Output the number of lines in the material below containing "will" and nothing more.

Records provided.
★ ★ ★ ★ ★ ★ ★

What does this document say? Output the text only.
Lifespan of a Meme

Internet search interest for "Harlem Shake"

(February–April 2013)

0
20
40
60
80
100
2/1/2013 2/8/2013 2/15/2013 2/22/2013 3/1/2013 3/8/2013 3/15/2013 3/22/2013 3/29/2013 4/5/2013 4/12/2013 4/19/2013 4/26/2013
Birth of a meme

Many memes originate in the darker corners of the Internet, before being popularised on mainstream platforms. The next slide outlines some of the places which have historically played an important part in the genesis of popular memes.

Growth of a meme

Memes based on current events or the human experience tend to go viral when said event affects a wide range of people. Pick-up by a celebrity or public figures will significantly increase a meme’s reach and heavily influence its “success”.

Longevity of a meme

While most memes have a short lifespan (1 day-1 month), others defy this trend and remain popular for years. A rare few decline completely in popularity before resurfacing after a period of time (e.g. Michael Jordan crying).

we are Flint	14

★ ★ ★ ★ ★ ★ ★

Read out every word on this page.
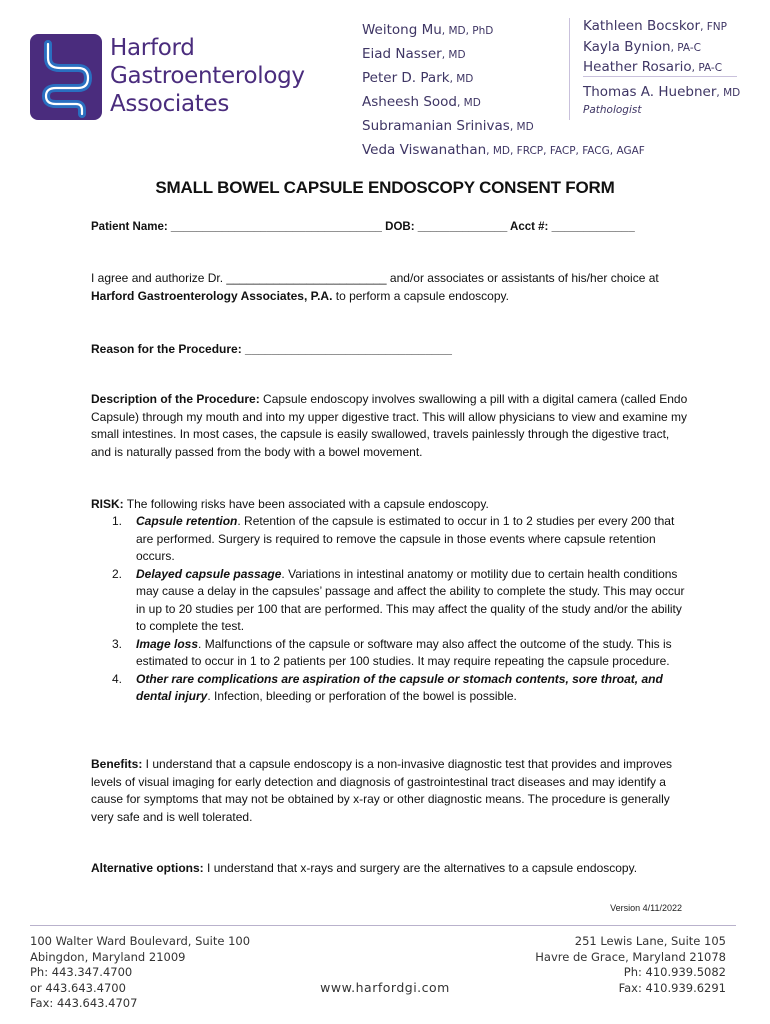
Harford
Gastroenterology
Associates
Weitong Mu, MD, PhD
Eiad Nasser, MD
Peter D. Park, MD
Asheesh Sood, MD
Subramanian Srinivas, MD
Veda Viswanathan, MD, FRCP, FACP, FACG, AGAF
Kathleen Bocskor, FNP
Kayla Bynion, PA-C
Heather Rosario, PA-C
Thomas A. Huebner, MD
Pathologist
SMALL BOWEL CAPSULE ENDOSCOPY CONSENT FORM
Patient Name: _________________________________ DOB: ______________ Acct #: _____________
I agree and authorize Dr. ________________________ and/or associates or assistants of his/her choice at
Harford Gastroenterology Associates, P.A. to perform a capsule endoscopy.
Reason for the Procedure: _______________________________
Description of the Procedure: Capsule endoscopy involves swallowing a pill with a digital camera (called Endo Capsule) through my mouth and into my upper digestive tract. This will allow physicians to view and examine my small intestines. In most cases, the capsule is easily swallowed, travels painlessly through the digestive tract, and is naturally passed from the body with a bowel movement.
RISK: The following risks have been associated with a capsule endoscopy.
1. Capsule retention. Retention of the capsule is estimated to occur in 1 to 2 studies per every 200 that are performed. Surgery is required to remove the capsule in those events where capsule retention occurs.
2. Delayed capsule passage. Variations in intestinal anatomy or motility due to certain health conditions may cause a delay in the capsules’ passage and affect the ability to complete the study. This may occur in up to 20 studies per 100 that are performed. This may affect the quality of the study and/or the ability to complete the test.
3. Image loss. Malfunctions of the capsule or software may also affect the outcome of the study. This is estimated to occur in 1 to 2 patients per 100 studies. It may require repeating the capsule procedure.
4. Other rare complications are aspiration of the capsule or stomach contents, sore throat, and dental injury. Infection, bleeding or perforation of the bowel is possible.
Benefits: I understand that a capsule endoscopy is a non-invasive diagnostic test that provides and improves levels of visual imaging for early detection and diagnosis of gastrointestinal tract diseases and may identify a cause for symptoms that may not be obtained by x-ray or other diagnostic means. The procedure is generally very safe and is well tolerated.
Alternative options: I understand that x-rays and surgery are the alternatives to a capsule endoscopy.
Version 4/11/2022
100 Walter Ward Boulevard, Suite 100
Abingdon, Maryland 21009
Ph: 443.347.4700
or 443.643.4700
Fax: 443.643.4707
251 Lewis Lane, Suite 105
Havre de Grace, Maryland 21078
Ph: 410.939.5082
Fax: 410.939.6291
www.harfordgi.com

★ ★ ★ ★ ★ ★ ★

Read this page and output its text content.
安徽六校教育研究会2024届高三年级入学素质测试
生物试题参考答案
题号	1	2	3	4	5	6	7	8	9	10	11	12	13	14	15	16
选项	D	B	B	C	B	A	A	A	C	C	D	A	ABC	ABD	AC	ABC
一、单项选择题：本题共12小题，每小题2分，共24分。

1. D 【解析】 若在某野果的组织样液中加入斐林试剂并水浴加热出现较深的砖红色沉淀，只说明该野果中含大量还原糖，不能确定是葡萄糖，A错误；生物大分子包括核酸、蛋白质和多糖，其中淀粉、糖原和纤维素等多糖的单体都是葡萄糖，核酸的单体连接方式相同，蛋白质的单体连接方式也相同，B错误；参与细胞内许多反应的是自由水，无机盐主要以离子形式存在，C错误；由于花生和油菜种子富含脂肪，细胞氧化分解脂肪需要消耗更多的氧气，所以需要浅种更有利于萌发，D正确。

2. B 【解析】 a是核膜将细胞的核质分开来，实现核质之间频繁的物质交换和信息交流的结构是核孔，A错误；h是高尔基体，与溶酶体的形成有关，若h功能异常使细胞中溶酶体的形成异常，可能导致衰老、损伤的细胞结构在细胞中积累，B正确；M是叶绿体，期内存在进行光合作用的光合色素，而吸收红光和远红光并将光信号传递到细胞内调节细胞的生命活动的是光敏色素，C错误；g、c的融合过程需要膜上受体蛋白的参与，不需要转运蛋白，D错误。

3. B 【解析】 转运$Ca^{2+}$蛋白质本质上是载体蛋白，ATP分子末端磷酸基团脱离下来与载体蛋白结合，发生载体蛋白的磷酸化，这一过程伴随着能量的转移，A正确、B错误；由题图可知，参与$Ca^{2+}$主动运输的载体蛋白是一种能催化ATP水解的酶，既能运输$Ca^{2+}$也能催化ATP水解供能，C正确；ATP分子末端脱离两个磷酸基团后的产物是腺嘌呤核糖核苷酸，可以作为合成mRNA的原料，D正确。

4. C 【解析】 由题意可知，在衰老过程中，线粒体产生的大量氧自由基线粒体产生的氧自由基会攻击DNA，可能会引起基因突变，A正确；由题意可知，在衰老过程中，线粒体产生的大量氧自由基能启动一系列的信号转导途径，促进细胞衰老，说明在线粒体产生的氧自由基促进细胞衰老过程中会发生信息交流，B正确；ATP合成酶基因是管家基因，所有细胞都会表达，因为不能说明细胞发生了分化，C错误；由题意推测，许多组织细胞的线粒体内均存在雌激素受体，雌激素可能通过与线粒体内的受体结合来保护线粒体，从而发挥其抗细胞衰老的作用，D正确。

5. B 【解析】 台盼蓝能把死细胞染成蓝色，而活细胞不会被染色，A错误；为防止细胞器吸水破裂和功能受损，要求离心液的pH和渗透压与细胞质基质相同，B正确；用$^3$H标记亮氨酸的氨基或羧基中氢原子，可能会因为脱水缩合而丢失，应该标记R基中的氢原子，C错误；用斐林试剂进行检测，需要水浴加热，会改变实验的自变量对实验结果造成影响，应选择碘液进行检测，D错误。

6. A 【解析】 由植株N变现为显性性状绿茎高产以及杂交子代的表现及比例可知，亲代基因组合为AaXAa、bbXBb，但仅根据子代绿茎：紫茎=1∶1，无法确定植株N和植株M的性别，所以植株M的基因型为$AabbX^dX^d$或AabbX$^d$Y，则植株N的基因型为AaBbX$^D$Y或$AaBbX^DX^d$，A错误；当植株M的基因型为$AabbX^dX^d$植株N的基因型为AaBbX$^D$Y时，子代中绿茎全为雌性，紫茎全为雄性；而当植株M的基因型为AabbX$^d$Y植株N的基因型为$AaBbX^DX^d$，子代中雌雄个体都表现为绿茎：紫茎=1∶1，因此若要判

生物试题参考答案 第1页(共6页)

★ ★ ★ ★ ★ ★ ★

Exercise solution. 2